Report how many lines in the records hold the string "Cancer"; give the number and nothing else.

# Supplied data:
— BEGIN —
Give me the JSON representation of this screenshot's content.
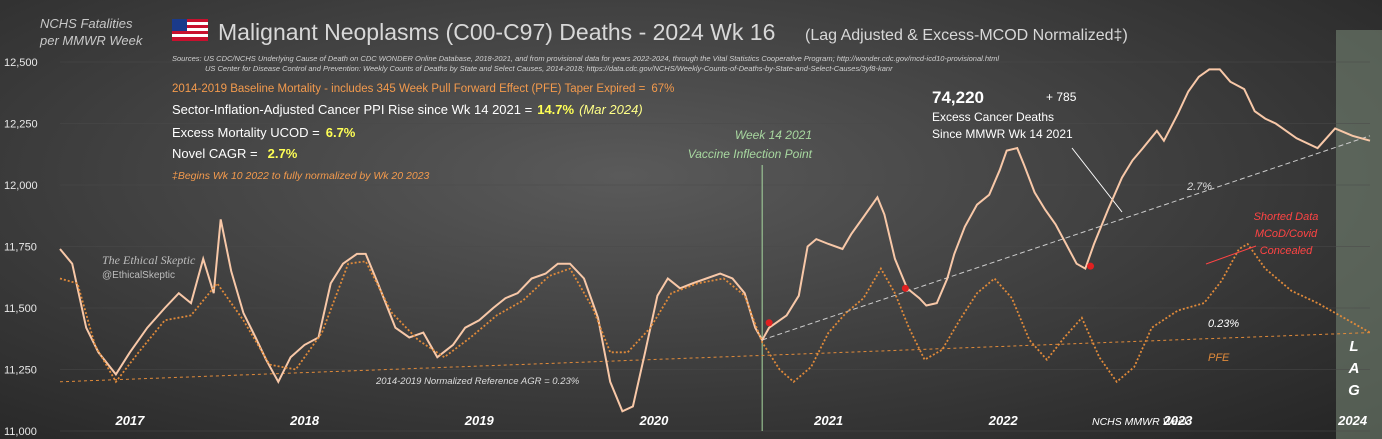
{
  "header": {
    "y_axis_caption_line1": "NCHS Fatalities",
    "y_axis_caption_line2": "per MMWR Week",
    "title": "Malignant Neoplasms (C00-C97) Deaths - 2024 Wk 16",
    "title_suffix": "(Lag Adjusted & Excess-MCOD Normalized‡)",
    "source_line1": "Sources: US CDC/NCHS Underlying Cause of Death on CDC WONDER Online Database, 2018-2021, and from provisional data for years 2022-2024, through the Vital Statistics Cooperative Program; http://wonder.cdc.gov/mcd-icd10-provisional.html",
    "source_line2": "US Center for Disease Control and Prevention: Weekly Counts of Deaths by State and Select Causes, 2014-2018; https://data.cdc.gov/NCHS/Weekly-Counts-of-Deaths-by-State-and-Select-Causes/3yf8-kanr"
  },
  "stats": {
    "baseline": "2014-2019 Baseline Mortality - includes 345 Week Pull Forward Effect (PFE) Taper Expired =",
    "baseline_value": "67%",
    "ppi_label": "Sector-Inflation-Adjusted Cancer PPI Rise since Wk 14 2021  =",
    "ppi_value": "14.7%",
    "ppi_date": "(Mar 2024)",
    "excess_label": "Excess Mortality  UCOD =",
    "excess_value": "6.7%",
    "cagr_label": "Novel CAGR =",
    "cagr_value": "2.7%",
    "footnote": "‡Begins Wk 10 2022 to fully normalized by Wk 20 2023"
  },
  "annotations": {
    "excess_total": "74,220",
    "excess_plus": "+ 785",
    "excess_line1": "Excess Cancer Deaths",
    "excess_line2": "Since MMWR Wk 14 2021",
    "inflection_line1": "Week 14 2021",
    "inflection_line2": "Vaccine Inflection Point",
    "trend_rate": "2.7%",
    "baseline_rate": "0.23%",
    "reference_label": "2014-2019 Normalized Reference AGR = 0.23%",
    "pfe": "PFE",
    "shorted_line1": "Shorted Data",
    "shorted_line2": "MCoD/Covid",
    "shorted_line3": "Concealed",
    "lag_l": "L",
    "lag_a": "A",
    "lag_g": "G",
    "x_axis_label": "NCHS MMWR Week",
    "watermark_line1": "The Ethical Skeptic",
    "watermark_line2": "@EthicalSkeptic"
  },
  "colors": {
    "actual": "#f8c8a8",
    "expected": "#e08a3a",
    "trend": "#cccccc",
    "marker": "#e02020",
    "shorted": "#ff4444",
    "inflection": "#a8d8a0"
  },
  "chart_data": {
    "type": "line",
    "title": "Malignant Neoplasms (C00-C97) Deaths - 2024 Wk 16",
    "ylabel": "NCHS Fatalities per MMWR Week",
    "xlabel": "NCHS MMWR Week",
    "ylim": [
      11000,
      12500
    ],
    "y_ticks": [
      11000,
      11250,
      11500,
      11750,
      12000,
      12250,
      12500
    ],
    "x_range": [
      2016.8,
      2024.3
    ],
    "year_labels": [
      "2017",
      "2018",
      "2019",
      "2020",
      "2021",
      "2022",
      "2023",
      "2024"
    ],
    "year_positions": [
      2017.0,
      2018.0,
      2019.0,
      2020.0,
      2021.0,
      2022.0,
      2023.0,
      2024.0
    ],
    "series": [
      {
        "name": "actual",
        "points": [
          [
            2016.8,
            11740
          ],
          [
            2016.87,
            11680
          ],
          [
            2016.95,
            11420
          ],
          [
            2017.02,
            11320
          ],
          [
            2017.12,
            11230
          ],
          [
            2017.2,
            11320
          ],
          [
            2017.3,
            11420
          ],
          [
            2017.4,
            11500
          ],
          [
            2017.48,
            11560
          ],
          [
            2017.55,
            11520
          ],
          [
            2017.62,
            11700
          ],
          [
            2017.68,
            11560
          ],
          [
            2017.72,
            11860
          ],
          [
            2017.78,
            11650
          ],
          [
            2017.85,
            11480
          ],
          [
            2017.92,
            11380
          ],
          [
            2017.98,
            11290
          ],
          [
            2018.05,
            11200
          ],
          [
            2018.12,
            11300
          ],
          [
            2018.2,
            11350
          ],
          [
            2018.28,
            11380
          ],
          [
            2018.35,
            11600
          ],
          [
            2018.42,
            11680
          ],
          [
            2018.5,
            11720
          ],
          [
            2018.55,
            11720
          ],
          [
            2018.62,
            11600
          ],
          [
            2018.72,
            11420
          ],
          [
            2018.8,
            11380
          ],
          [
            2018.88,
            11400
          ],
          [
            2018.96,
            11300
          ],
          [
            2019.05,
            11350
          ],
          [
            2019.12,
            11420
          ],
          [
            2019.2,
            11450
          ],
          [
            2019.28,
            11500
          ],
          [
            2019.35,
            11540
          ],
          [
            2019.42,
            11560
          ],
          [
            2019.5,
            11620
          ],
          [
            2019.58,
            11640
          ],
          [
            2019.65,
            11680
          ],
          [
            2019.72,
            11680
          ],
          [
            2019.8,
            11620
          ],
          [
            2019.88,
            11460
          ],
          [
            2019.95,
            11200
          ],
          [
            2020.02,
            11080
          ],
          [
            2020.08,
            11100
          ],
          [
            2020.15,
            11320
          ],
          [
            2020.22,
            11550
          ],
          [
            2020.28,
            11620
          ],
          [
            2020.35,
            11580
          ],
          [
            2020.42,
            11600
          ],
          [
            2020.5,
            11620
          ],
          [
            2020.58,
            11640
          ],
          [
            2020.65,
            11620
          ],
          [
            2020.72,
            11560
          ],
          [
            2020.78,
            11420
          ],
          [
            2020.82,
            11370
          ],
          [
            2020.86,
            11420
          ],
          [
            2020.9,
            11440
          ],
          [
            2020.96,
            11470
          ],
          [
            2021.03,
            11550
          ],
          [
            2021.08,
            11750
          ],
          [
            2021.13,
            11780
          ],
          [
            2021.2,
            11760
          ],
          [
            2021.28,
            11740
          ],
          [
            2021.33,
            11800
          ],
          [
            2021.4,
            11870
          ],
          [
            2021.48,
            11950
          ],
          [
            2021.52,
            11880
          ],
          [
            2021.58,
            11700
          ],
          [
            2021.65,
            11580
          ],
          [
            2021.72,
            11540
          ],
          [
            2021.76,
            11510
          ],
          [
            2021.82,
            11520
          ],
          [
            2021.88,
            11620
          ],
          [
            2021.92,
            11720
          ],
          [
            2021.98,
            11830
          ],
          [
            2022.05,
            11920
          ],
          [
            2022.12,
            11960
          ],
          [
            2022.18,
            12060
          ],
          [
            2022.22,
            12140
          ],
          [
            2022.28,
            12150
          ],
          [
            2022.32,
            12080
          ],
          [
            2022.38,
            11970
          ],
          [
            2022.44,
            11900
          ],
          [
            2022.5,
            11840
          ],
          [
            2022.56,
            11760
          ],
          [
            2022.62,
            11680
          ],
          [
            2022.67,
            11660
          ],
          [
            2022.72,
            11760
          ],
          [
            2022.8,
            11900
          ],
          [
            2022.88,
            12030
          ],
          [
            2022.94,
            12100
          ],
          [
            2023.0,
            12150
          ],
          [
            2023.08,
            12220
          ],
          [
            2023.12,
            12180
          ],
          [
            2023.2,
            12290
          ],
          [
            2023.26,
            12380
          ],
          [
            2023.32,
            12440
          ],
          [
            2023.38,
            12470
          ],
          [
            2023.44,
            12470
          ],
          [
            2023.5,
            12420
          ],
          [
            2023.58,
            12390
          ],
          [
            2023.64,
            12300
          ],
          [
            2023.7,
            12270
          ],
          [
            2023.76,
            12250
          ],
          [
            2023.82,
            12220
          ],
          [
            2023.88,
            12190
          ],
          [
            2024.0,
            12150
          ],
          [
            2024.1,
            12230
          ],
          [
            2024.2,
            12200
          ],
          [
            2024.3,
            12180
          ]
        ]
      },
      {
        "name": "expected",
        "points": [
          [
            2016.8,
            11620
          ],
          [
            2016.9,
            11600
          ],
          [
            2017.0,
            11350
          ],
          [
            2017.12,
            11200
          ],
          [
            2017.25,
            11320
          ],
          [
            2017.4,
            11450
          ],
          [
            2017.55,
            11470
          ],
          [
            2017.7,
            11600
          ],
          [
            2017.85,
            11450
          ],
          [
            2018.0,
            11270
          ],
          [
            2018.15,
            11250
          ],
          [
            2018.3,
            11400
          ],
          [
            2018.45,
            11680
          ],
          [
            2018.55,
            11690
          ],
          [
            2018.7,
            11480
          ],
          [
            2018.85,
            11370
          ],
          [
            2019.0,
            11300
          ],
          [
            2019.15,
            11380
          ],
          [
            2019.3,
            11470
          ],
          [
            2019.45,
            11530
          ],
          [
            2019.6,
            11630
          ],
          [
            2019.72,
            11660
          ],
          [
            2019.85,
            11500
          ],
          [
            2019.95,
            11320
          ],
          [
            2020.05,
            11320
          ],
          [
            2020.18,
            11420
          ],
          [
            2020.3,
            11560
          ],
          [
            2020.45,
            11600
          ],
          [
            2020.6,
            11620
          ],
          [
            2020.72,
            11550
          ],
          [
            2020.82,
            11360
          ],
          [
            2020.92,
            11250
          ],
          [
            2021.0,
            11200
          ],
          [
            2021.1,
            11260
          ],
          [
            2021.2,
            11400
          ],
          [
            2021.3,
            11480
          ],
          [
            2021.4,
            11540
          ],
          [
            2021.5,
            11660
          ],
          [
            2021.58,
            11560
          ],
          [
            2021.66,
            11420
          ],
          [
            2021.75,
            11290
          ],
          [
            2021.85,
            11330
          ],
          [
            2021.95,
            11450
          ],
          [
            2022.05,
            11560
          ],
          [
            2022.15,
            11620
          ],
          [
            2022.25,
            11540
          ],
          [
            2022.35,
            11370
          ],
          [
            2022.45,
            11290
          ],
          [
            2022.55,
            11380
          ],
          [
            2022.65,
            11460
          ],
          [
            2022.75,
            11300
          ],
          [
            2022.85,
            11200
          ],
          [
            2022.95,
            11260
          ],
          [
            2023.05,
            11420
          ],
          [
            2023.2,
            11490
          ],
          [
            2023.35,
            11520
          ],
          [
            2023.45,
            11610
          ],
          [
            2023.55,
            11740
          ],
          [
            2023.6,
            11760
          ],
          [
            2023.7,
            11660
          ],
          [
            2023.85,
            11570
          ],
          [
            2024.0,
            11520
          ],
          [
            2024.15,
            11460
          ],
          [
            2024.3,
            11400
          ]
        ]
      }
    ],
    "trend_lines": [
      {
        "name": "2014-2019 Normalized Reference AGR = 0.23%",
        "from": [
          2016.8,
          11200
        ],
        "to": [
          2024.3,
          11400
        ]
      },
      {
        "name": "2.7%",
        "from": [
          2020.82,
          11370
        ],
        "to": [
          2024.3,
          12200
        ]
      }
    ],
    "markers": [
      [
        2020.86,
        11440
      ],
      [
        2021.64,
        11580
      ],
      [
        2022.7,
        11670
      ]
    ],
    "inflection_x": 2020.82
  }
}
— END —
# The output:
2